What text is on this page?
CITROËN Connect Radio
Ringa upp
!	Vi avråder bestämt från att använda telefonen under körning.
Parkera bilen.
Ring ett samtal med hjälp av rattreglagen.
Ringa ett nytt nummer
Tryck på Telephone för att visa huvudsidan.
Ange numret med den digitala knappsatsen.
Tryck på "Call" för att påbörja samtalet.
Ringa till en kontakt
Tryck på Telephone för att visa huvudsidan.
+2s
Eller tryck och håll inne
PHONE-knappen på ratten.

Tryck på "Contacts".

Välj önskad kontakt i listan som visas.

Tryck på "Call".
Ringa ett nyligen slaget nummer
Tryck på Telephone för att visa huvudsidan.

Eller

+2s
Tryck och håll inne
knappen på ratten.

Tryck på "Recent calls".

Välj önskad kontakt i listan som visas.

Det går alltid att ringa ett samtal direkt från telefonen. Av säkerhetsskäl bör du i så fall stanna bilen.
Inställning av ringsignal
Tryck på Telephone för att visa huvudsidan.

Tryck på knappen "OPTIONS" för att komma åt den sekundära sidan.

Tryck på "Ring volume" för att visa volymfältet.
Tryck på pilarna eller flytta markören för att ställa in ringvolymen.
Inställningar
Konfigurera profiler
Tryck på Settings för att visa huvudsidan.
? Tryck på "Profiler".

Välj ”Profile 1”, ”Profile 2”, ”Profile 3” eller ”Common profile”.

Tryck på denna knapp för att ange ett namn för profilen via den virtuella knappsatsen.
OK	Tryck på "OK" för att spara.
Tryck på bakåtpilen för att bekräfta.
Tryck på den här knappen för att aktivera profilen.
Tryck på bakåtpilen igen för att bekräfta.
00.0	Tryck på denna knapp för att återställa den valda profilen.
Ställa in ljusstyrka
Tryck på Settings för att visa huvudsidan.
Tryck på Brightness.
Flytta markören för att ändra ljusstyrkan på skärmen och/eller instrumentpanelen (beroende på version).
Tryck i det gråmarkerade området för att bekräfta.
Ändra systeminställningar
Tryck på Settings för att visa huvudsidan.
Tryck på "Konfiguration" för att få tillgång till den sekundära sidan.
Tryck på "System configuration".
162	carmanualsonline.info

- **Instruction**: Reproduce the material in full, with no word added or dropped.

- **Result of the exercise**:
What text is on this page?
CITROËN Connect Radio
Ringa upp
!	Vi avråder bestämt från att använda telefonen under körning.
Parkera bilen.
Ring ett samtal med hjälp av rattreglagen.
Ringa ett nytt nummer
Tryck på Telephone för att visa huvudsidan.
Ange numret med den digitala knappsatsen.
Tryck på "Call" för att påbörja samtalet.
Ringa till en kontakt
Tryck på Telephone för att visa huvudsidan.
+2s
Eller tryck och håll inne
PHONE-knappen på ratten.

Tryck på "Contacts".

Välj önskad kontakt i listan som visas.

Tryck på "Call".
Ringa ett nyligen slaget nummer
Tryck på Telephone för att visa huvudsidan.

Eller

+2s
Tryck och håll inne
knappen på ratten.

Tryck på "Recent calls".

Välj önskad kontakt i listan som visas.

Det går alltid att ringa ett samtal direkt från telefonen. Av säkerhetsskäl bör du i så fall stanna bilen.
Inställning av ringsignal
Tryck på Telephone för att visa huvudsidan.

Tryck på knappen "OPTIONS" för att komma åt den sekundära sidan.

Tryck på "Ring volume" för att visa volymfältet.
Tryck på pilarna eller flytta markören för att ställa in ringvolymen.
Inställningar
Konfigurera profiler
Tryck på Settings för att visa huvudsidan.
? Tryck på "Profiler".

Välj ”Profile 1”, ”Profile 2”, ”Profile 3” eller ”Common profile”.

Tryck på denna knapp för att ange ett namn för profilen via den virtuella knappsatsen.
OK	Tryck på "OK" för att spara.
Tryck på bakåtpilen för att bekräfta.
Tryck på den här knappen för att aktivera profilen.
Tryck på bakåtpilen igen för att bekräfta.
00.0	Tryck på denna knapp för att återställa den valda profilen.
Ställa in ljusstyrka
Tryck på Settings för att visa huvudsidan.
Tryck på Brightness.
Flytta markören för att ändra ljusstyrkan på skärmen och/eller instrumentpanelen (beroende på version).
Tryck i det gråmarkerade området för att bekräfta.
Ändra systeminställningar
Tryck på Settings för att visa huvudsidan.
Tryck på "Konfiguration" för att få tillgång till den sekundära sidan.
Tryck på "System configuration".
162	carmanualsonline.info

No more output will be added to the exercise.